** Brief **
Repeat all of the records verbatim.
#### Records for this exercise ####
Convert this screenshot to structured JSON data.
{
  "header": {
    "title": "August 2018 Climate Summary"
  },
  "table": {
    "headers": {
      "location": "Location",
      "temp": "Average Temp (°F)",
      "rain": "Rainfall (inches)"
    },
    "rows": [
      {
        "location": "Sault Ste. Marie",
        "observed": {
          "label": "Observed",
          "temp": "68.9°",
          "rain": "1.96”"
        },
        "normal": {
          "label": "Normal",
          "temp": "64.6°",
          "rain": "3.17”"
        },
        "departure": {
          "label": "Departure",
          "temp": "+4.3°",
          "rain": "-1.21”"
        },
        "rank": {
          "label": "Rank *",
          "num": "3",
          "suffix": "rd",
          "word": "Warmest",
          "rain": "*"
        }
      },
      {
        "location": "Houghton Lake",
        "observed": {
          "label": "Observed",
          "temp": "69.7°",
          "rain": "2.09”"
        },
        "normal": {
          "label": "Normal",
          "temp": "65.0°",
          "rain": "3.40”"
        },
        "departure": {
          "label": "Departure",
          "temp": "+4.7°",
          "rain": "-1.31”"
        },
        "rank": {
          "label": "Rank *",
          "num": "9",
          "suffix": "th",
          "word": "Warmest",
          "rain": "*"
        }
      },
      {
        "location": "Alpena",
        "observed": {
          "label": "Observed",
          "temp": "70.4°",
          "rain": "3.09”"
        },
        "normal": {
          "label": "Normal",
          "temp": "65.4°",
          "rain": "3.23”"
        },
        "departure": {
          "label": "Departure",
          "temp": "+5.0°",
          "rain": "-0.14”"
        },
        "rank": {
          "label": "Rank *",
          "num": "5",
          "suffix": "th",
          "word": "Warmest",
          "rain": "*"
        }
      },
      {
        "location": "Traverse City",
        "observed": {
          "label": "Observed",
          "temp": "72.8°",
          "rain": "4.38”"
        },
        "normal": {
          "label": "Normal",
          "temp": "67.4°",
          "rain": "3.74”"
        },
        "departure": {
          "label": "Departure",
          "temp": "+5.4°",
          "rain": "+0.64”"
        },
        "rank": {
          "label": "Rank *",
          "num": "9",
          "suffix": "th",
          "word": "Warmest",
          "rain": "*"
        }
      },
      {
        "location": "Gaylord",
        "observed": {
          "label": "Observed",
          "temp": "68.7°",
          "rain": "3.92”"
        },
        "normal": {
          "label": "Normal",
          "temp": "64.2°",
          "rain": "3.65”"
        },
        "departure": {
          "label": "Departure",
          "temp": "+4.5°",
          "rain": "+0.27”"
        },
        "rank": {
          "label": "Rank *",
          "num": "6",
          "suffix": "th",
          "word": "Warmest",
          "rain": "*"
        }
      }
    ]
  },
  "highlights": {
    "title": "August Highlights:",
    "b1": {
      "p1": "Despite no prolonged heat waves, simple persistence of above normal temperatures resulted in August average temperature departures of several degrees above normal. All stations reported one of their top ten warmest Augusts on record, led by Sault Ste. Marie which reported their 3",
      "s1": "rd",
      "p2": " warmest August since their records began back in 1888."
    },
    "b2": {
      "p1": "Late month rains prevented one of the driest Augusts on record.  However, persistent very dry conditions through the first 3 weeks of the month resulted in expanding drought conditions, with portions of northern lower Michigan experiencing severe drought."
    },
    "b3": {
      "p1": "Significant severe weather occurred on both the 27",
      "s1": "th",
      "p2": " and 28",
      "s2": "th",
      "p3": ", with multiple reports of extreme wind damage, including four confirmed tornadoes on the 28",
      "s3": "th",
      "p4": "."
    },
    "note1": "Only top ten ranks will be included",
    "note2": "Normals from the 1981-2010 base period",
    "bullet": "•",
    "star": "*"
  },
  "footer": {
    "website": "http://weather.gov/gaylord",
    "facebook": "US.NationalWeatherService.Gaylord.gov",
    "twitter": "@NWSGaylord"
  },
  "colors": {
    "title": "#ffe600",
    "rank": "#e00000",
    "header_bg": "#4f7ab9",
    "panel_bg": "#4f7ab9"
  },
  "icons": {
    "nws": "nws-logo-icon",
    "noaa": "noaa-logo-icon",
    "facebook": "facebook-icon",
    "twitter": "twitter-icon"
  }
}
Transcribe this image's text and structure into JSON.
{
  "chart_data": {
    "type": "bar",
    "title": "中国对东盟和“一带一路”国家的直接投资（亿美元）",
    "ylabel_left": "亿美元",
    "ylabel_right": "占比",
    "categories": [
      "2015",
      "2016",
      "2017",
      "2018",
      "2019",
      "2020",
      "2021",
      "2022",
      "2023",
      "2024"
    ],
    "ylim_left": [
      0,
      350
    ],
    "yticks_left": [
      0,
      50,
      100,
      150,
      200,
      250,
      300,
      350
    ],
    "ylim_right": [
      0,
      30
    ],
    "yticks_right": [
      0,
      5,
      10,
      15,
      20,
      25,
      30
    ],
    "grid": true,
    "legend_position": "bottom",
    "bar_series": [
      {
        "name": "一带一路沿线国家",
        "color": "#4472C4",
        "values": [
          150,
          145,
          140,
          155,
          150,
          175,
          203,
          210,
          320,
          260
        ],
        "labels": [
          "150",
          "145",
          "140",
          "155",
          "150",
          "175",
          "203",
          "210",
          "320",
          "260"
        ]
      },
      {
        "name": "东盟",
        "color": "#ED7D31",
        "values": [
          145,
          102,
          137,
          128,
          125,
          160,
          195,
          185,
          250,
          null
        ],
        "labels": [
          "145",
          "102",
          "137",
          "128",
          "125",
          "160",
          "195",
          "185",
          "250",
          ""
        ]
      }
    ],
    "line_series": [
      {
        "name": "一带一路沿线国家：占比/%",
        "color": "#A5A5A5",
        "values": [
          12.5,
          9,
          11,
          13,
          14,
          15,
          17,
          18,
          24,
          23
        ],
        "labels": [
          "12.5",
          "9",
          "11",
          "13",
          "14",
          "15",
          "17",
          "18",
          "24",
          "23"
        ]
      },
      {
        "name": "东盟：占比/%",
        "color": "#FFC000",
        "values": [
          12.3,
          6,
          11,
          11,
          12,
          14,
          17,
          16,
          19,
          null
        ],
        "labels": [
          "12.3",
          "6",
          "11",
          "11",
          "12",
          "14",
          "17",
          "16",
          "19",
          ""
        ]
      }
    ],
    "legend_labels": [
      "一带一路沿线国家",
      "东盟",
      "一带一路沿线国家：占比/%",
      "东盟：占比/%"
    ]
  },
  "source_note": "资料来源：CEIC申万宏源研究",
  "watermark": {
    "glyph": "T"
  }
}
####
** Complete response **
Convert this screenshot to structured JSON data.
{
  "header": {
    "title": "August 2018 Climate Summary"
  },
  "table": {
    "headers": {
      "location": "Location",
      "temp": "Average Temp (°F)",
      "rain": "Rainfall (inches)"
    },
    "rows": [
      {
        "location": "Sault Ste. Marie",
        "observed": {
          "label": "Observed",
          "temp": "68.9°",
          "rain": "1.96”"
        },
        "normal": {
          "label": "Normal",
          "temp": "64.6°",
          "rain": "3.17”"
        },
        "departure": {
          "label": "Departure",
          "temp": "+4.3°",
          "rain": "-1.21”"
        },
        "rank": {
          "label": "Rank *",
          "num": "3",
          "suffix": "rd",
          "word": "Warmest",
          "rain": "*"
        }
      },
      {
        "location": "Houghton Lake",
        "observed": {
          "label": "Observed",
          "temp": "69.7°",
          "rain": "2.09”"
        },
        "normal": {
          "label": "Normal",
          "temp": "65.0°",
          "rain": "3.40”"
        },
        "departure": {
          "label": "Departure",
          "temp": "+4.7°",
          "rain": "-1.31”"
        },
        "rank": {
          "label": "Rank *",
          "num": "9",
          "suffix": "th",
          "word": "Warmest",
          "rain": "*"
        }
      },
      {
        "location": "Alpena",
        "observed": {
          "label": "Observed",
          "temp": "70.4°",
          "rain": "3.09”"
        },
        "normal": {
          "label": "Normal",
          "temp": "65.4°",
          "rain": "3.23”"
        },
        "departure": {
          "label": "Departure",
          "temp": "+5.0°",
          "rain": "-0.14”"
        },
        "rank": {
          "label": "Rank *",
          "num": "5",
          "suffix": "th",
          "word": "Warmest",
          "rain": "*"
        }
      },
      {
        "location": "Traverse City",
        "observed": {
          "label": "Observed",
          "temp": "72.8°",
          "rain": "4.38”"
        },
        "normal": {
          "label": "Normal",
          "temp": "67.4°",
          "rain": "3.74”"
        },
        "departure": {
          "label": "Departure",
          "temp": "+5.4°",
          "rain": "+0.64”"
        },
        "rank": {
          "label": "Rank *",
          "num": "9",
          "suffix": "th",
          "word": "Warmest",
          "rain": "*"
        }
      },
      {
        "location": "Gaylord",
        "observed": {
          "label": "Observed",
          "temp": "68.7°",
          "rain": "3.92”"
        },
        "normal": {
          "label": "Normal",
          "temp": "64.2°",
          "rain": "3.65”"
        },
        "departure": {
          "label": "Departure",
          "temp": "+4.5°",
          "rain": "+0.27”"
        },
        "rank": {
          "label": "Rank *",
          "num": "6",
          "suffix": "th",
          "word": "Warmest",
          "rain": "*"
        }
      }
    ]
  },
  "highlights": {
    "title": "August Highlights:",
    "b1": {
      "p1": "Despite no prolonged heat waves, simple persistence of above normal temperatures resulted in August average temperature departures of several degrees above normal. All stations reported one of their top ten warmest Augusts on record, led by Sault Ste. Marie which reported their 3",
      "s1": "rd",
      "p2": " warmest August since their records began back in 1888."
    },
    "b2": {
      "p1": "Late month rains prevented one of the driest Augusts on record.  However, persistent very dry conditions through the first 3 weeks of the month resulted in expanding drought conditions, with portions of northern lower Michigan experiencing severe drought."
    },
    "b3": {
      "p1": "Significant severe weather occurred on both the 27",
      "s1": "th",
      "p2": " and 28",
      "s2": "th",
      "p3": ", with multiple reports of extreme wind damage, including four confirmed tornadoes on the 28",
      "s3": "th",
      "p4": "."
    },
    "note1": "Only top ten ranks will be included",
    "note2": "Normals from the 1981-2010 base period",
    "bullet": "•",
    "star": "*"
  },
  "footer": {
    "website": "http://weather.gov/gaylord",
    "facebook": "US.NationalWeatherService.Gaylord.gov",
    "twitter": "@NWSGaylord"
  },
  "colors": {
    "title": "#ffe600",
    "rank": "#e00000",
    "header_bg": "#4f7ab9",
    "panel_bg": "#4f7ab9"
  },
  "icons": {
    "nws": "nws-logo-icon",
    "noaa": "noaa-logo-icon",
    "facebook": "facebook-icon",
    "twitter": "twitter-icon"
  }
}
Transcribe this image's text and structure into JSON.
{
  "chart_data": {
    "type": "bar",
    "title": "中国对东盟和“一带一路”国家的直接投资（亿美元）",
    "ylabel_left": "亿美元",
    "ylabel_right": "占比",
    "categories": [
      "2015",
      "2016",
      "2017",
      "2018",
      "2019",
      "2020",
      "2021",
      "2022",
      "2023",
      "2024"
    ],
    "ylim_left": [
      0,
      350
    ],
    "yticks_left": [
      0,
      50,
      100,
      150,
      200,
      250,
      300,
      350
    ],
    "ylim_right": [
      0,
      30
    ],
    "yticks_right": [
      0,
      5,
      10,
      15,
      20,
      25,
      30
    ],
    "grid": true,
    "legend_position": "bottom",
    "bar_series": [
      {
        "name": "一带一路沿线国家",
        "color": "#4472C4",
        "values": [
          150,
          145,
          140,
          155,
          150,
          175,
          203,
          210,
          320,
          260
        ],
        "labels": [
          "150",
          "145",
          "140",
          "155",
          "150",
          "175",
          "203",
          "210",
          "320",
          "260"
        ]
      },
      {
        "name": "东盟",
        "color": "#ED7D31",
        "values": [
          145,
          102,
          137,
          128,
          125,
          160,
          195,
          185,
          250,
          null
        ],
        "labels": [
          "145",
          "102",
          "137",
          "128",
          "125",
          "160",
          "195",
          "185",
          "250",
          ""
        ]
      }
    ],
    "line_series": [
      {
        "name": "一带一路沿线国家：占比/%",
        "color": "#A5A5A5",
        "values": [
          12.5,
          9,
          11,
          13,
          14,
          15,
          17,
          18,
          24,
          23
        ],
        "labels": [
          "12.5",
          "9",
          "11",
          "13",
          "14",
          "15",
          "17",
          "18",
          "24",
          "23"
        ]
      },
      {
        "name": "东盟：占比/%",
        "color": "#FFC000",
        "values": [
          12.3,
          6,
          11,
          11,
          12,
          14,
          17,
          16,
          19,
          null
        ],
        "labels": [
          "12.3",
          "6",
          "11",
          "11",
          "12",
          "14",
          "17",
          "16",
          "19",
          ""
        ]
      }
    ],
    "legend_labels": [
      "一带一路沿线国家",
      "东盟",
      "一带一路沿线国家：占比/%",
      "东盟：占比/%"
    ]
  },
  "source_note": "资料来源：CEIC申万宏源研究",
  "watermark": {
    "glyph": "T"
  }
}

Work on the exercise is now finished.